[Written instruction] Copy all of the records below verbatim.
Start Records shown
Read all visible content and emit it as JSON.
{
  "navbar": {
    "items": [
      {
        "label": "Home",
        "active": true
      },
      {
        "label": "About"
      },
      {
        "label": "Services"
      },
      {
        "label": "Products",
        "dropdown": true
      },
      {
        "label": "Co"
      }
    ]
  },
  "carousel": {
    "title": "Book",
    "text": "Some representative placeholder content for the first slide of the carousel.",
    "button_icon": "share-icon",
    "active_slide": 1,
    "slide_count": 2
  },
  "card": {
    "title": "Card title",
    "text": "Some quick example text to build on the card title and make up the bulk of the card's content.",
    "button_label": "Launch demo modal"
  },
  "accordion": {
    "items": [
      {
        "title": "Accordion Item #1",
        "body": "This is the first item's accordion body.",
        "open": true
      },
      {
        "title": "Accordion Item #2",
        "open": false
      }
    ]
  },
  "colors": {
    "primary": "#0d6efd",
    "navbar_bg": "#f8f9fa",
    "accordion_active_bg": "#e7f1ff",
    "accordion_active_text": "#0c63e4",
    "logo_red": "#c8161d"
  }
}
End Records shown
[Result]
Read all visible content and emit it as JSON.
{
  "navbar": {
    "items": [
      {
        "label": "Home",
        "active": true
      },
      {
        "label": "About"
      },
      {
        "label": "Services"
      },
      {
        "label": "Products",
        "dropdown": true
      },
      {
        "label": "Co"
      }
    ]
  },
  "carousel": {
    "title": "Book",
    "text": "Some representative placeholder content for the first slide of the carousel.",
    "button_icon": "share-icon",
    "active_slide": 1,
    "slide_count": 2
  },
  "card": {
    "title": "Card title",
    "text": "Some quick example text to build on the card title and make up the bulk of the card's content.",
    "button_label": "Launch demo modal"
  },
  "accordion": {
    "items": [
      {
        "title": "Accordion Item #1",
        "body": "This is the first item's accordion body.",
        "open": true
      },
      {
        "title": "Accordion Item #2",
        "open": false
      }
    ]
  },
  "colors": {
    "primary": "#0d6efd",
    "navbar_bg": "#f8f9fa",
    "accordion_active_bg": "#e7f1ff",
    "accordion_active_text": "#0c63e4",
    "logo_red": "#c8161d"
  }
}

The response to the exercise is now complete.